What the task asks
Collect the lines of the entries where "your" shows up.
## BEGIN Provided records
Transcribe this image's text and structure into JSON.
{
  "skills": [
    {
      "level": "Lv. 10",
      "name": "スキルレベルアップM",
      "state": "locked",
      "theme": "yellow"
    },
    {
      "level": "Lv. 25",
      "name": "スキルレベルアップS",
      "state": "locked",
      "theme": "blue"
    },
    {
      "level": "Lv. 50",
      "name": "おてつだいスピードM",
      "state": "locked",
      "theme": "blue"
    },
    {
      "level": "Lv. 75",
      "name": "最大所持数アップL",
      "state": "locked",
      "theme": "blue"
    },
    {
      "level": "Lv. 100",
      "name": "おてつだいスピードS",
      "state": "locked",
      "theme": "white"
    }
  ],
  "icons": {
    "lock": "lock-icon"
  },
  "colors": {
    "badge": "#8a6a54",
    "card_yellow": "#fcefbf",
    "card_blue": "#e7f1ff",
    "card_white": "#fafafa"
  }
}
## END Provided records
## BEGIN Provided records
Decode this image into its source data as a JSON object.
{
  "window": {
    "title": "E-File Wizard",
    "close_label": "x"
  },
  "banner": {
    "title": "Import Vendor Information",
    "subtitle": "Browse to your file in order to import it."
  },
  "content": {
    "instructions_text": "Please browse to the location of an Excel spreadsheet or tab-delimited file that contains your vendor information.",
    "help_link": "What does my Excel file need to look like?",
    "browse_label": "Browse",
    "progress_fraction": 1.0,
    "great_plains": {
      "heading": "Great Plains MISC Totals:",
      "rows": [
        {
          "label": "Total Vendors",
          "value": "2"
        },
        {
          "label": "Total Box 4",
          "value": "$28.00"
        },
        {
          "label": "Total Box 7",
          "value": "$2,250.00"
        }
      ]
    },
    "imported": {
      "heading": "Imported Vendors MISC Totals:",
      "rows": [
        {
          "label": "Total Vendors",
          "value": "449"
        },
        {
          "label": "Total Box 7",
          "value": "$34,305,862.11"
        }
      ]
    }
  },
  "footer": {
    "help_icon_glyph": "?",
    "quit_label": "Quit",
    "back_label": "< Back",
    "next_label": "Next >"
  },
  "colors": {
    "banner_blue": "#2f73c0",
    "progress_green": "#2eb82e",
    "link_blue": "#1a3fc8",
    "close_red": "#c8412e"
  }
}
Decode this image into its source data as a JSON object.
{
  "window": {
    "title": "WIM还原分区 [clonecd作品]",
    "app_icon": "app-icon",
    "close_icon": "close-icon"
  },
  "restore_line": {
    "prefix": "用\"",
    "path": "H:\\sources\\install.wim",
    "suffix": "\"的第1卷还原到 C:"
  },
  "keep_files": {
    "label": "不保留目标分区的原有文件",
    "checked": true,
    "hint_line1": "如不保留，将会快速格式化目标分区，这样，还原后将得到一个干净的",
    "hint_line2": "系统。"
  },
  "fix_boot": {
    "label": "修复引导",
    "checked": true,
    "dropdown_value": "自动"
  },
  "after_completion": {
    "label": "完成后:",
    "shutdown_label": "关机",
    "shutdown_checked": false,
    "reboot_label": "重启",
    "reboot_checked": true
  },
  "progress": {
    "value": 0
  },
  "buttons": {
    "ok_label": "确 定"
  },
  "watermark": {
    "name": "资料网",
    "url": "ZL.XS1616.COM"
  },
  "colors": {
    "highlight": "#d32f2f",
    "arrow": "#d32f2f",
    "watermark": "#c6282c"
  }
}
## END Provided records
## BEGIN Provided records
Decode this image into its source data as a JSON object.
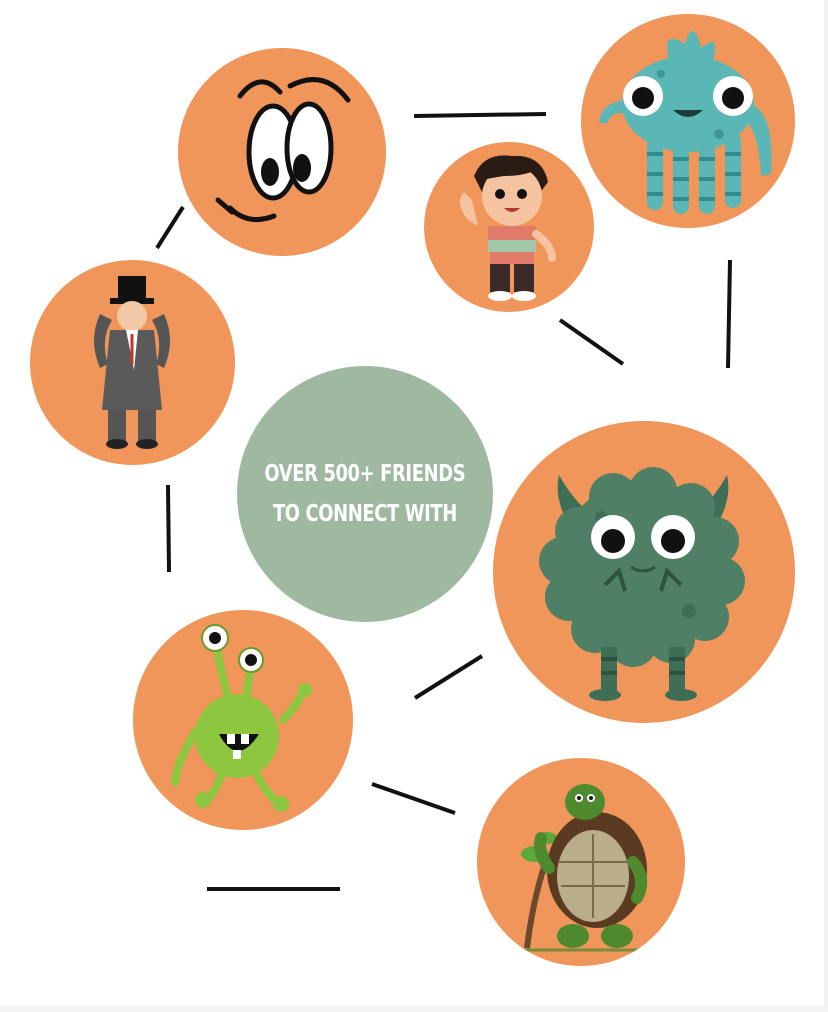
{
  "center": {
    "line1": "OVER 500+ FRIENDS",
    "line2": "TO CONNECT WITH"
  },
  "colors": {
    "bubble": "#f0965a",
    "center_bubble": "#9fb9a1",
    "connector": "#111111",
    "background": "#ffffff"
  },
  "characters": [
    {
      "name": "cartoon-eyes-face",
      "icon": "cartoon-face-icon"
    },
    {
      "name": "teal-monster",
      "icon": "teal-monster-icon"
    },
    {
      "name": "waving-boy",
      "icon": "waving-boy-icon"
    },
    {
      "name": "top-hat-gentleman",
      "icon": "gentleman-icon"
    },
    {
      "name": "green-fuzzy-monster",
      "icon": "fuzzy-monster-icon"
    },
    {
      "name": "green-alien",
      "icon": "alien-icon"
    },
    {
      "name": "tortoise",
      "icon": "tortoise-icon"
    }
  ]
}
## END Provided records
Task response
    "subtitle": "Browse to your file in order to import it."
    "instructions_text": "Please browse to the location of an Excel spreadsheet or tab-delimited file that contains your vendor information.",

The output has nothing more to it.